Problem to solve: Find the line that contains "What's the underlying" in the entries below. Output it and each later line exactly, and nothing else.

The data:

______________________________

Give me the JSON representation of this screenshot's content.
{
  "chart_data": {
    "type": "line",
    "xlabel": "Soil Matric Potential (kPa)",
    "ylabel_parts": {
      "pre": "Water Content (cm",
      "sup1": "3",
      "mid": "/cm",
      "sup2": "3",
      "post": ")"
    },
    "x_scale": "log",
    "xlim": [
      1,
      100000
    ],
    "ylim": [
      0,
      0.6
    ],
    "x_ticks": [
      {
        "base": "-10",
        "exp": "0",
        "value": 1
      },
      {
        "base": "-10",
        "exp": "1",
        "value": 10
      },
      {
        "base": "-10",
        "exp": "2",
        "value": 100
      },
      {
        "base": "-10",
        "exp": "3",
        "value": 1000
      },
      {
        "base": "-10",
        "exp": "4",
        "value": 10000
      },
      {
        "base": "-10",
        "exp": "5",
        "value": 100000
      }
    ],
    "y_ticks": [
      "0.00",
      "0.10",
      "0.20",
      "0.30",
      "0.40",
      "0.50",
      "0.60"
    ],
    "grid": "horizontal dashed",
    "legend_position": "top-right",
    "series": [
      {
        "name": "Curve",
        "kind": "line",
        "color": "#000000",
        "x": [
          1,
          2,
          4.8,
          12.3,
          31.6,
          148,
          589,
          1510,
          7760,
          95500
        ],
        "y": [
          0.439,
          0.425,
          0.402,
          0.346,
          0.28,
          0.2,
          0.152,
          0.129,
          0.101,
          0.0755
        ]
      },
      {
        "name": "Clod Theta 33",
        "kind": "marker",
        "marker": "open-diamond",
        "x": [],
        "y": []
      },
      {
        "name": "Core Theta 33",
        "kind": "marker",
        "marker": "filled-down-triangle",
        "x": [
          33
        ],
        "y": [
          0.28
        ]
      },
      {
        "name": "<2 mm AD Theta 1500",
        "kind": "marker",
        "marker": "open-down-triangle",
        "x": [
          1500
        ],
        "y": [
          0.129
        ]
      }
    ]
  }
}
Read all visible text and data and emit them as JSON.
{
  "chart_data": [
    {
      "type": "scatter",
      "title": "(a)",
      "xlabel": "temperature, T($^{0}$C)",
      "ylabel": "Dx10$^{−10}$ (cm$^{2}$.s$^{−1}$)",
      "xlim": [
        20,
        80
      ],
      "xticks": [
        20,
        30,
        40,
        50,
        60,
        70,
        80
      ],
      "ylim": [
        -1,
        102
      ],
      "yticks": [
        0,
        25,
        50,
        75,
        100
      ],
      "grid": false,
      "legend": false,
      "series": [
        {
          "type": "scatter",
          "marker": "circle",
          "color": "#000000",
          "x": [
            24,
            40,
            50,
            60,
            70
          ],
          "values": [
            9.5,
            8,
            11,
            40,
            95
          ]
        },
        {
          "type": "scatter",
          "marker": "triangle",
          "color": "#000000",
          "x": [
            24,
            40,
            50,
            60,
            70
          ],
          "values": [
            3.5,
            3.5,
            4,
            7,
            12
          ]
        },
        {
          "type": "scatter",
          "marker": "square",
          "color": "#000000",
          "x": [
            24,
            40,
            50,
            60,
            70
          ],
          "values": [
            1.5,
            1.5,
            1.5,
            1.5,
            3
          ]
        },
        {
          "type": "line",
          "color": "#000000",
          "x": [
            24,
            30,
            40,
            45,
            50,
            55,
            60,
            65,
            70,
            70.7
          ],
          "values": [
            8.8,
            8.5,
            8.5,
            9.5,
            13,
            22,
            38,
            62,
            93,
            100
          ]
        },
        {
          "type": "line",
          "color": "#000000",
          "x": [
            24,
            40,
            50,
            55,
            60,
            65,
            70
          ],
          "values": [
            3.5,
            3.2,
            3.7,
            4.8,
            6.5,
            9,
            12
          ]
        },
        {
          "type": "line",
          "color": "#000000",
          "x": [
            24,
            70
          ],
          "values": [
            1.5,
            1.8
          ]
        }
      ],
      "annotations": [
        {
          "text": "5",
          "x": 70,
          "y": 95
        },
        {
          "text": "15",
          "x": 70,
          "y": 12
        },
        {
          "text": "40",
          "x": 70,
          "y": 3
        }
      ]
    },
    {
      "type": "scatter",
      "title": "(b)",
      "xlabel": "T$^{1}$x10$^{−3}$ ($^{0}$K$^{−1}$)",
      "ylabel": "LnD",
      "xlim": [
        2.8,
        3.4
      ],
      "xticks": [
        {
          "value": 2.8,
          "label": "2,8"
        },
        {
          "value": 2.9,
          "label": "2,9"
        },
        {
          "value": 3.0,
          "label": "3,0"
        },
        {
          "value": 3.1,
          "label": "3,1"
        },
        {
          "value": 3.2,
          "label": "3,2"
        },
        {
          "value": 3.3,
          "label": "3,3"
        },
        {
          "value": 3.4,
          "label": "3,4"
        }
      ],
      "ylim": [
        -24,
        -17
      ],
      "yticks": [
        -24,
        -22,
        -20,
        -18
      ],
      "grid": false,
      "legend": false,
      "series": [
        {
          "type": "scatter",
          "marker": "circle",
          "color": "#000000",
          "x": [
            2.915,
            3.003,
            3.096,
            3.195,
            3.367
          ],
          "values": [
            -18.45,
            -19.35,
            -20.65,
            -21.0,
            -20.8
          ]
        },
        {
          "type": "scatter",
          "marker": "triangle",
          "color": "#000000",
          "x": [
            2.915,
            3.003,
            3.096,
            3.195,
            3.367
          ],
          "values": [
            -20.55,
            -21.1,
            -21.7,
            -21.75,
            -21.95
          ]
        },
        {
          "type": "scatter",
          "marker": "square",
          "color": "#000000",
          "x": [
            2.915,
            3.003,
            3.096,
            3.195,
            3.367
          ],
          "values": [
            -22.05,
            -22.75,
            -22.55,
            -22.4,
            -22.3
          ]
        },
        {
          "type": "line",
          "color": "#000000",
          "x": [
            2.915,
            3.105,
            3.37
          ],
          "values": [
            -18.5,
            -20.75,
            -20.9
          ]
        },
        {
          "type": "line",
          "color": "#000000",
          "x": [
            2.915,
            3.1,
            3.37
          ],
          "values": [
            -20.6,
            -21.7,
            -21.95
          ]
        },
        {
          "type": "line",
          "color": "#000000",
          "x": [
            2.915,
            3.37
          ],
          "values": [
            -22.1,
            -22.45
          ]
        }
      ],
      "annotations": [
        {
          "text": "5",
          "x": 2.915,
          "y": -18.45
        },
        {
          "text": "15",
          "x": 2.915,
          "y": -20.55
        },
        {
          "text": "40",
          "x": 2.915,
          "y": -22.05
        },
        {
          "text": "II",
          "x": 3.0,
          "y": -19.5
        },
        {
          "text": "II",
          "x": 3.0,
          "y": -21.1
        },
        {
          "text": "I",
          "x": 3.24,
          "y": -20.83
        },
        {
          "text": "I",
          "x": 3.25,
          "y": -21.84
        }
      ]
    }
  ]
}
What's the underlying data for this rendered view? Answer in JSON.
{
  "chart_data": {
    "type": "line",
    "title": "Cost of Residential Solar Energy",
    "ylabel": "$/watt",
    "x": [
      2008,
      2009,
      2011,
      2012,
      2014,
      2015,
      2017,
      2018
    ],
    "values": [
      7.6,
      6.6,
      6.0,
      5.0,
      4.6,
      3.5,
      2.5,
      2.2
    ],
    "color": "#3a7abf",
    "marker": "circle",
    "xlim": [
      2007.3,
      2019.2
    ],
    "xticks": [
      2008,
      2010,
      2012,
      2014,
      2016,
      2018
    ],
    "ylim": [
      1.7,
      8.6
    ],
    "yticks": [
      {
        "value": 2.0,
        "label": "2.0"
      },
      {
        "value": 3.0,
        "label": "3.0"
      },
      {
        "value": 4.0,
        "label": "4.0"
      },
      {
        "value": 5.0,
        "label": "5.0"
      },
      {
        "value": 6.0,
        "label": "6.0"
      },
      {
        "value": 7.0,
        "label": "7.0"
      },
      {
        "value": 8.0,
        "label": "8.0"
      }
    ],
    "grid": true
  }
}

______________________________

Solved exercise:
What's the underlying data for this rendered view? Answer in JSON.
{
  "chart_data": {
    "type": "line",
    "title": "Cost of Residential Solar Energy",
    "ylabel": "$/watt",
    "x": [
      2008,
      2009,
      2011,
      2012,
      2014,
      2015,
      2017,
      2018
    ],
    "values": [
      7.6,
      6.6,
      6.0,
      5.0,
      4.6,
      3.5,
      2.5,
      2.2
    ],
    "color": "#3a7abf",
    "marker": "circle",
    "xlim": [
      2007.3,
      2019.2
    ],
    "xticks": [
      2008,
      2010,
      2012,
      2014,
      2016,
      2018
    ],
    "ylim": [
      1.7,
      8.6
    ],
    "yticks": [
      {
        "value": 2.0,
        "label": "2.0"
      },
      {
        "value": 3.0,
        "label": "3.0"
      },
      {
        "value": 4.0,
        "label": "4.0"
      },
      {
        "value": 5.0,
        "label": "5.0"
      },
      {
        "value": 6.0,
        "label": "6.0"
      },
      {
        "value": 7.0,
        "label": "7.0"
      },
      {
        "value": 8.0,
        "label": "8.0"
      }
    ],
    "grid": true
  }
}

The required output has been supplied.